Supplied information:

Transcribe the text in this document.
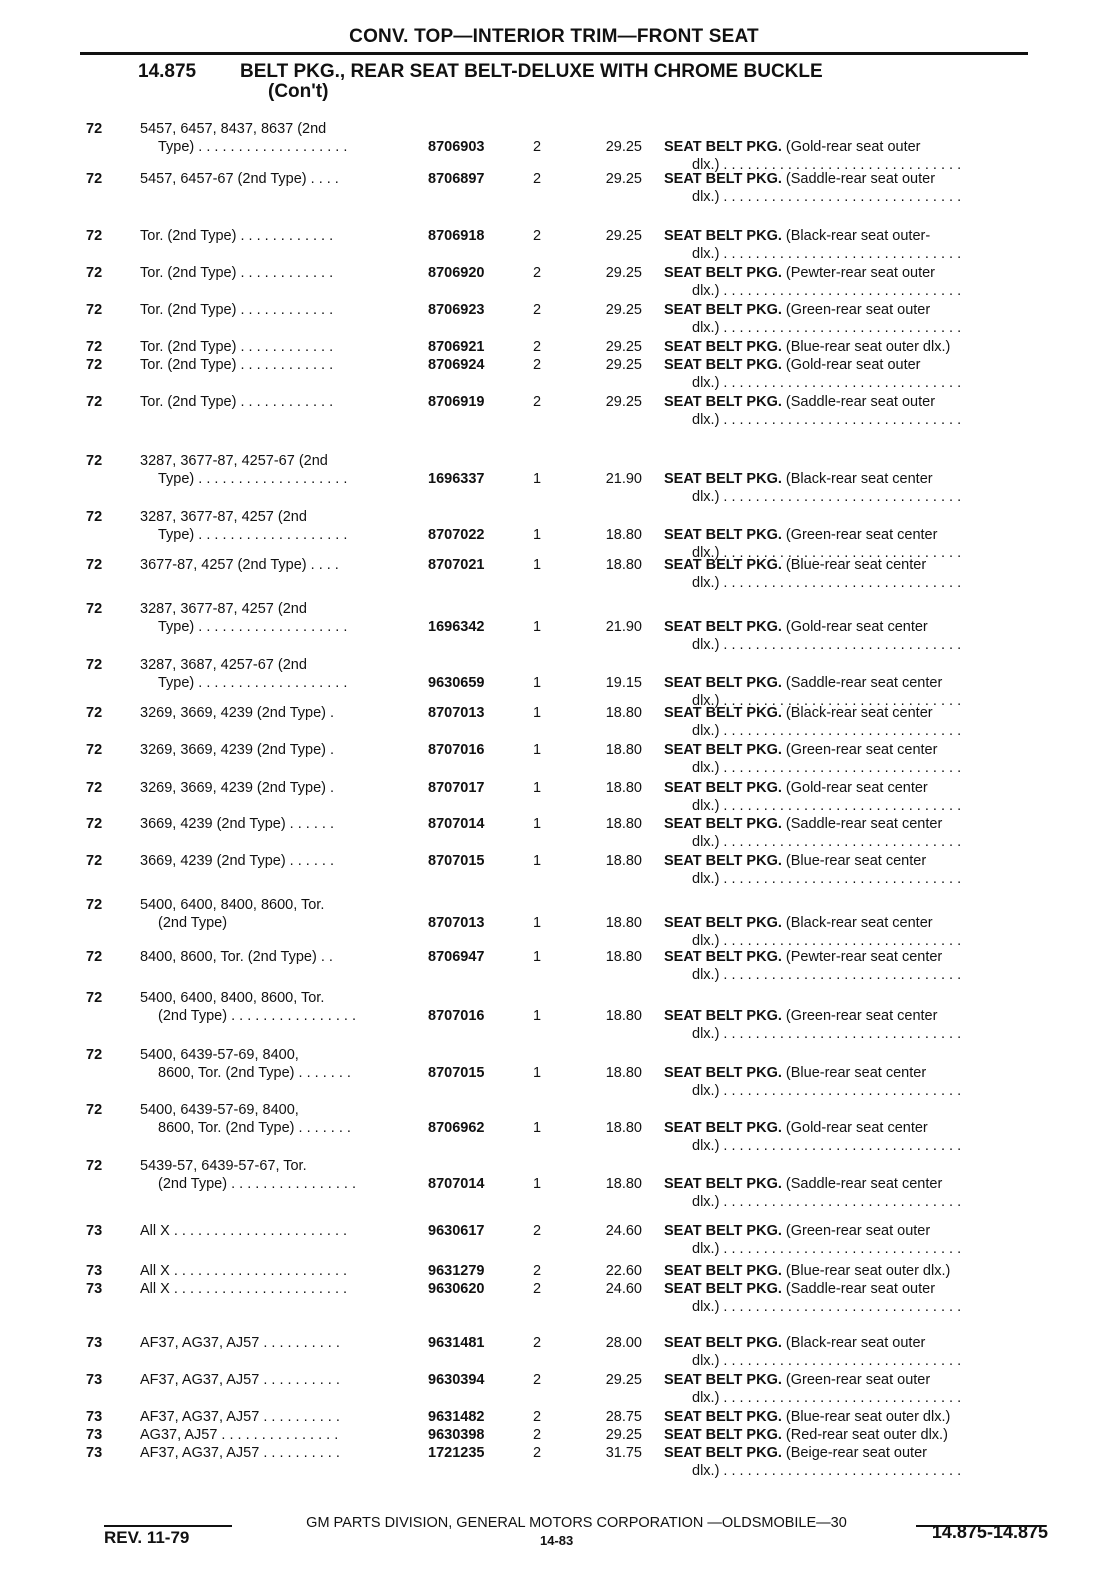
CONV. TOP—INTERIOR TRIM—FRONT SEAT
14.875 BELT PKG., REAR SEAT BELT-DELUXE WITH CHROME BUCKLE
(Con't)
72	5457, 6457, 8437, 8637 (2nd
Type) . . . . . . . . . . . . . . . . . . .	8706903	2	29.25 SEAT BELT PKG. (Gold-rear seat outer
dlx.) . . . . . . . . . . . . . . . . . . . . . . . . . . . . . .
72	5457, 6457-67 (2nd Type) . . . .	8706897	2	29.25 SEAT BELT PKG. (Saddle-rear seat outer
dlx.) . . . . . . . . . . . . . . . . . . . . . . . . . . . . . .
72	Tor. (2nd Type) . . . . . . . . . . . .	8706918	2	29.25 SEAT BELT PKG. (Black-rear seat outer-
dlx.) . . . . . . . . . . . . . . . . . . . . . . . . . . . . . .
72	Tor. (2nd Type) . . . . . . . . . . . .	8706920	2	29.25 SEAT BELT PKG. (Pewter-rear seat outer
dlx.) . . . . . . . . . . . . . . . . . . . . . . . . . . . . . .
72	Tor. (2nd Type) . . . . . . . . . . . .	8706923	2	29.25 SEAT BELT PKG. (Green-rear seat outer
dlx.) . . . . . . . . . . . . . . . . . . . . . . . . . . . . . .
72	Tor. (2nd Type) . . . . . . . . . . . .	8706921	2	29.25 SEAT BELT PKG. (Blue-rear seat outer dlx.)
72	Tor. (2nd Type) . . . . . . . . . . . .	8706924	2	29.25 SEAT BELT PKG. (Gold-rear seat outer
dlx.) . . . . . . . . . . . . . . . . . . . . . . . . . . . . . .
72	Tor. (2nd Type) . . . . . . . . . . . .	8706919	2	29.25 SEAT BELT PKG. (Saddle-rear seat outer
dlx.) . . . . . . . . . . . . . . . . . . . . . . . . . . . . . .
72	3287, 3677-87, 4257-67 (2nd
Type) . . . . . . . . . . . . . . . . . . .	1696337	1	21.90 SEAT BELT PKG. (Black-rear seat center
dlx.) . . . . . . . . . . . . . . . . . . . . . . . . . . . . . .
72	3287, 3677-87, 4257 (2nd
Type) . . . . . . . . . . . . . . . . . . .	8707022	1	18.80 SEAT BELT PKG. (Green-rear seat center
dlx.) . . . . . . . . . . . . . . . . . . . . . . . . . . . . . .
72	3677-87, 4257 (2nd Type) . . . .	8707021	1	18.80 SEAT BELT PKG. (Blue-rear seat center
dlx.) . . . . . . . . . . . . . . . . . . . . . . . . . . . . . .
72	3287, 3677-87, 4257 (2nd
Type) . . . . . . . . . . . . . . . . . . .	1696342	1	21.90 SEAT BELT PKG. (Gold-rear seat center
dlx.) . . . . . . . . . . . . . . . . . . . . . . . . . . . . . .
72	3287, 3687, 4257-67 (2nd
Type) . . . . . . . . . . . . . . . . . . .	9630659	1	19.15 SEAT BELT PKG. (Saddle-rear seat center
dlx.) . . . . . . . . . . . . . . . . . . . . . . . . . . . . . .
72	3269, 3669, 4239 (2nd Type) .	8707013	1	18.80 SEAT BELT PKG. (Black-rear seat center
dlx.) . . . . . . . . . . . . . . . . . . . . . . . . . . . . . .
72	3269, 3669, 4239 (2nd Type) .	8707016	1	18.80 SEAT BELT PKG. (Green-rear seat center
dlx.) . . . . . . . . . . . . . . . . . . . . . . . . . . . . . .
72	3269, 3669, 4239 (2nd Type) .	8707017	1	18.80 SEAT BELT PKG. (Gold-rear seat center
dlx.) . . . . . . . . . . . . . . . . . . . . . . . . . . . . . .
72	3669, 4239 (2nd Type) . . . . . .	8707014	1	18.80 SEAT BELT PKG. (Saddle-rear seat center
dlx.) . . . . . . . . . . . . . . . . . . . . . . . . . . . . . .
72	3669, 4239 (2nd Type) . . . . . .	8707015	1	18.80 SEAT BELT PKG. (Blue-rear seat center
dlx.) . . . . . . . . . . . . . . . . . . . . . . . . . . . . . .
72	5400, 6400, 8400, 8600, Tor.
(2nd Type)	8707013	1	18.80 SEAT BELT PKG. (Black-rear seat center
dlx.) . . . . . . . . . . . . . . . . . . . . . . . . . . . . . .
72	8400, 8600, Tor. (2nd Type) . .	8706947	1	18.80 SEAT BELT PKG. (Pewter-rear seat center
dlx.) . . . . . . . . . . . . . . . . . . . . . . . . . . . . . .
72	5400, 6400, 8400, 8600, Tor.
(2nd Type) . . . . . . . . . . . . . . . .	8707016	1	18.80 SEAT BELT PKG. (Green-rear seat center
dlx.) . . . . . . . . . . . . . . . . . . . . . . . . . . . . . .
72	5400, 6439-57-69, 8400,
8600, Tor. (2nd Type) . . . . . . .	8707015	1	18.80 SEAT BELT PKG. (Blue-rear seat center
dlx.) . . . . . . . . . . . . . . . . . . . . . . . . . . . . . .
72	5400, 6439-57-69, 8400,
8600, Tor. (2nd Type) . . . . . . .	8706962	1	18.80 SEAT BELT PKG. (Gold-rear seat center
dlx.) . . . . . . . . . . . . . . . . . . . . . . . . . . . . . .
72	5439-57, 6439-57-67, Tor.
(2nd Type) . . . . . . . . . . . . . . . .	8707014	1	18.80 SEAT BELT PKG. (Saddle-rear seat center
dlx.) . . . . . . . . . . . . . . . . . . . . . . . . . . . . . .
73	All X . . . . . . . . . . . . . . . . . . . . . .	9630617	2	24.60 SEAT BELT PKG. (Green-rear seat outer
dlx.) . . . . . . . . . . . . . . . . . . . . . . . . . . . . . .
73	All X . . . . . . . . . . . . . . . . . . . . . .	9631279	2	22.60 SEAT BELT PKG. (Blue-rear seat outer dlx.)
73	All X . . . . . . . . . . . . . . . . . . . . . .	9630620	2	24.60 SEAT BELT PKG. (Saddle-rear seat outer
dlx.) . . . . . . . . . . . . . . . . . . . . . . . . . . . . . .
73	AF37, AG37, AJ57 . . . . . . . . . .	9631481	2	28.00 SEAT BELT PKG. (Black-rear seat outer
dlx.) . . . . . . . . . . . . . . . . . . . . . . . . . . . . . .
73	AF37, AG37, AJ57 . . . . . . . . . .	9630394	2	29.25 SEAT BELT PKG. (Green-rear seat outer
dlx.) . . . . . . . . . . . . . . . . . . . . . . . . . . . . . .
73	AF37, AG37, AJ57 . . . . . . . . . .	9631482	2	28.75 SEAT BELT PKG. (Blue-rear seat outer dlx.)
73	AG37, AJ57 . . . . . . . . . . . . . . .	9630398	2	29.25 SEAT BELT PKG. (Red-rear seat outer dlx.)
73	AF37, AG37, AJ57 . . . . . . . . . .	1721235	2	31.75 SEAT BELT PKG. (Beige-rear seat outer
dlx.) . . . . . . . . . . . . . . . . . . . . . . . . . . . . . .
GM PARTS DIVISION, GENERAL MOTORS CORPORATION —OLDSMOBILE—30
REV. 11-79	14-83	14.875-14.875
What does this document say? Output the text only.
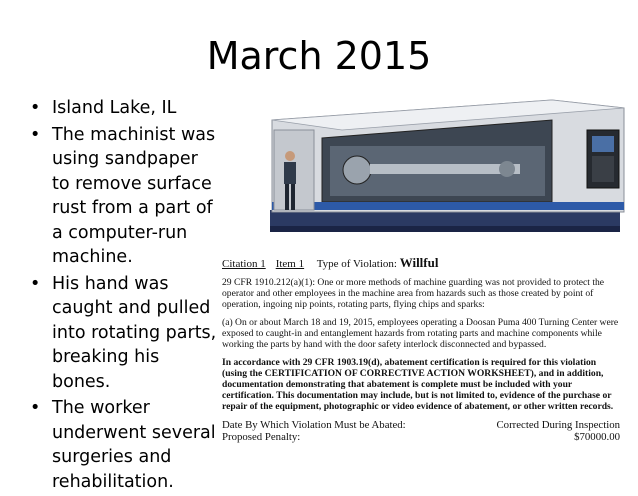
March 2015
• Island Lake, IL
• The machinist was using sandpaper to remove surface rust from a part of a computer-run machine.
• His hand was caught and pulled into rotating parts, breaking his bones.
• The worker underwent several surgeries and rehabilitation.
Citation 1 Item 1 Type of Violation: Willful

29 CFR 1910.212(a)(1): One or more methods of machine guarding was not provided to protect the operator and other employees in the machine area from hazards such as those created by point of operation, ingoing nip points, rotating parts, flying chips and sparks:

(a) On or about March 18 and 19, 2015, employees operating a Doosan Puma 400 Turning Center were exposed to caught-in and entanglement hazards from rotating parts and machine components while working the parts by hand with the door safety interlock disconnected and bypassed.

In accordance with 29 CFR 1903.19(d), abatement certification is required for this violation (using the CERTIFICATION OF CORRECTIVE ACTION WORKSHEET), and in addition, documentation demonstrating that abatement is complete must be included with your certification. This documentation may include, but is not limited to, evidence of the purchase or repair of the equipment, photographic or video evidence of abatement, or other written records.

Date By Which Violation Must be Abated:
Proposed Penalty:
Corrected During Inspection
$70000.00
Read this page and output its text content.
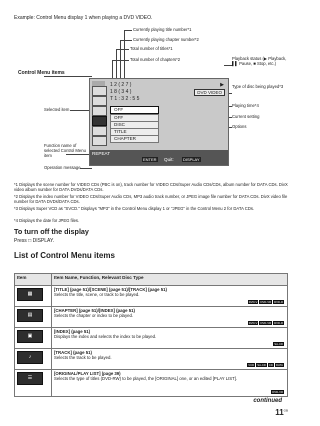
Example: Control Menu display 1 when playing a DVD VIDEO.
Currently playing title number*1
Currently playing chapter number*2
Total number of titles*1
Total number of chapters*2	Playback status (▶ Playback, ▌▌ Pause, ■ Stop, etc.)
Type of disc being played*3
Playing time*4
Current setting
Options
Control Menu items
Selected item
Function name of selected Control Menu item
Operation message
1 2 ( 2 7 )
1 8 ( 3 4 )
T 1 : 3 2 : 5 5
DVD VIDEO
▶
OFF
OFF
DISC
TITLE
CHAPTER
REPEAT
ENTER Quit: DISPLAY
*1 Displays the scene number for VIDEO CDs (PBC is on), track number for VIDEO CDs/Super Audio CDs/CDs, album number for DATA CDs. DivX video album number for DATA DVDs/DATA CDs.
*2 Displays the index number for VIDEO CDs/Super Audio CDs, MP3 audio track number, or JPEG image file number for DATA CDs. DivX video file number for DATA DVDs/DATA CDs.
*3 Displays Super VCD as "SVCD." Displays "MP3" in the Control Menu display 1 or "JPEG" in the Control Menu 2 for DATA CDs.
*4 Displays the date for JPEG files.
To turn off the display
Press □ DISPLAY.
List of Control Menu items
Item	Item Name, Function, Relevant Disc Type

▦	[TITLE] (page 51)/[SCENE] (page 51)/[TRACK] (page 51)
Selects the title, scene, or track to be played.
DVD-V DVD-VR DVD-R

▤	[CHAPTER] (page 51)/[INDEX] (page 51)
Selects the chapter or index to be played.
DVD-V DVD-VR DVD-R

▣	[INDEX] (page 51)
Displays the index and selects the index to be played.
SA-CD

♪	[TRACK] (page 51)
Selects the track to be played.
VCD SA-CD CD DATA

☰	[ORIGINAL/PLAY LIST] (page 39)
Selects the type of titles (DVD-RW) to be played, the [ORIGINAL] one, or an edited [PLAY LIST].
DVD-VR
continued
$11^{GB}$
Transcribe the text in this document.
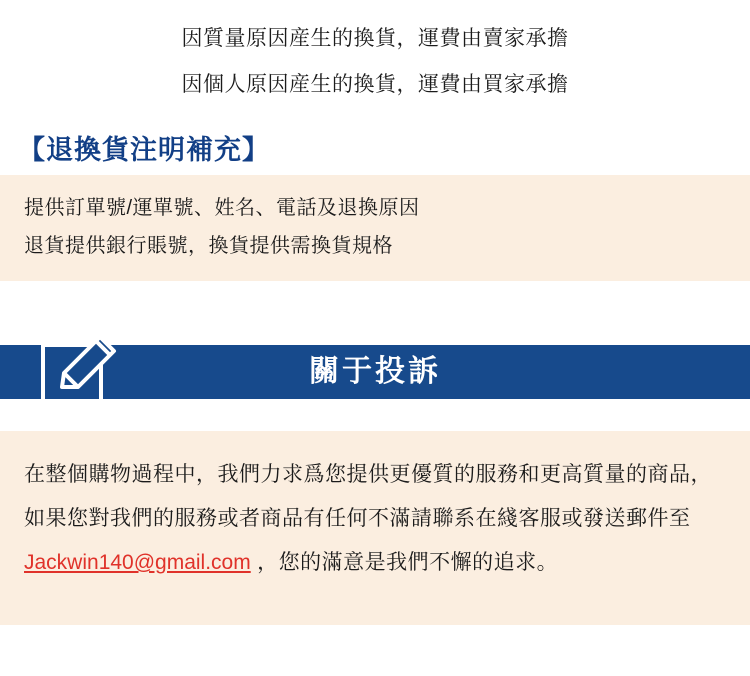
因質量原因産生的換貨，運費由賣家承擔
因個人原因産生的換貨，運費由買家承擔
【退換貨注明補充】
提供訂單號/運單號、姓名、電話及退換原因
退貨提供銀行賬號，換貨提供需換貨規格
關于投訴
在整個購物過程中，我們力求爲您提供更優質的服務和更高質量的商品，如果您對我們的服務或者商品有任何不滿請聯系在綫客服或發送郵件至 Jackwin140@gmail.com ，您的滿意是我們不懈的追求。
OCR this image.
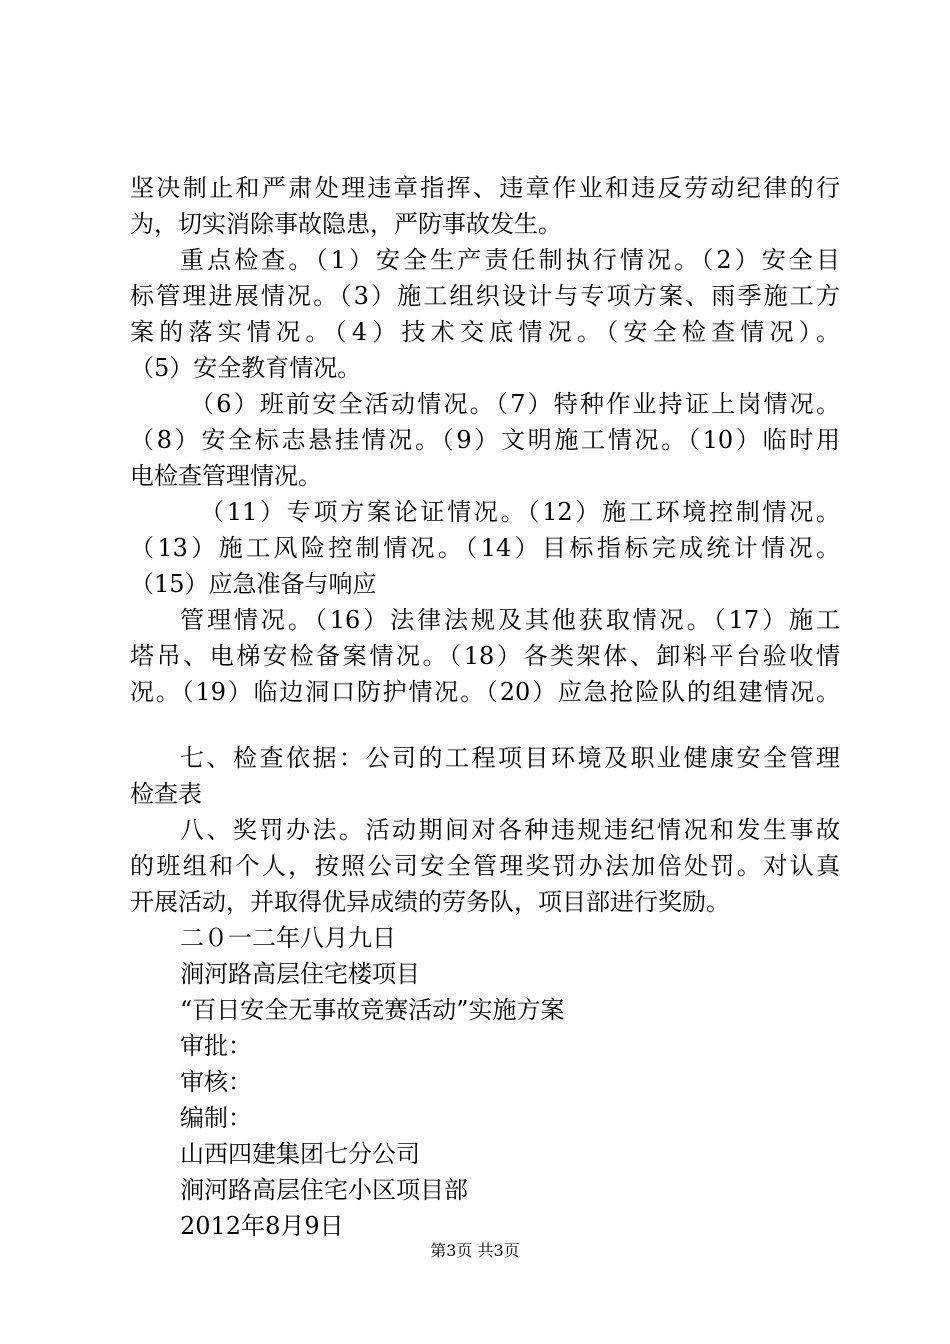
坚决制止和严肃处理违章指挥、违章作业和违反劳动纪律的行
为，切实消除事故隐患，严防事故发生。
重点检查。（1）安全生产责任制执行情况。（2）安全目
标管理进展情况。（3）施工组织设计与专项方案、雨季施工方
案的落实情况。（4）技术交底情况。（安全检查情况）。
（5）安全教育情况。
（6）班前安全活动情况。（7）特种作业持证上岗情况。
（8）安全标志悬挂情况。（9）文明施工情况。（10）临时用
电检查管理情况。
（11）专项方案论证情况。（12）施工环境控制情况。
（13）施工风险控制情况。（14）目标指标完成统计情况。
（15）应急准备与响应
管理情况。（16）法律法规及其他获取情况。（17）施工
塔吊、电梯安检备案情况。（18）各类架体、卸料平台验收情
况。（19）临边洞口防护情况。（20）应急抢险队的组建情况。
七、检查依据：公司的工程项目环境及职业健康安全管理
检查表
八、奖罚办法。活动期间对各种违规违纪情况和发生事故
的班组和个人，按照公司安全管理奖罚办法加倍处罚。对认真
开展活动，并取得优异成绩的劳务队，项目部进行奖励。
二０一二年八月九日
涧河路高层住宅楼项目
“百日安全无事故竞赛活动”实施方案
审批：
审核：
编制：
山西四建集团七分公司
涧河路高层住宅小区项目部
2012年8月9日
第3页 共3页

To do:
From the data, pick out every line that includes "DivX".

Task answer:
*1 Displays the scene number for VIDEO CDs (PBC is on), track number for VIDEO CDs/Super Audio CDs/CDs, album number for DATA CDs. DivX video album number for DATA DVDs/DATA CDs.
*2 Displays the index number for VIDEO CDs/Super Audio CDs, MP3 audio track number, or JPEG image file number for DATA CDs. DivX video file number for DATA DVDs/DATA CDs.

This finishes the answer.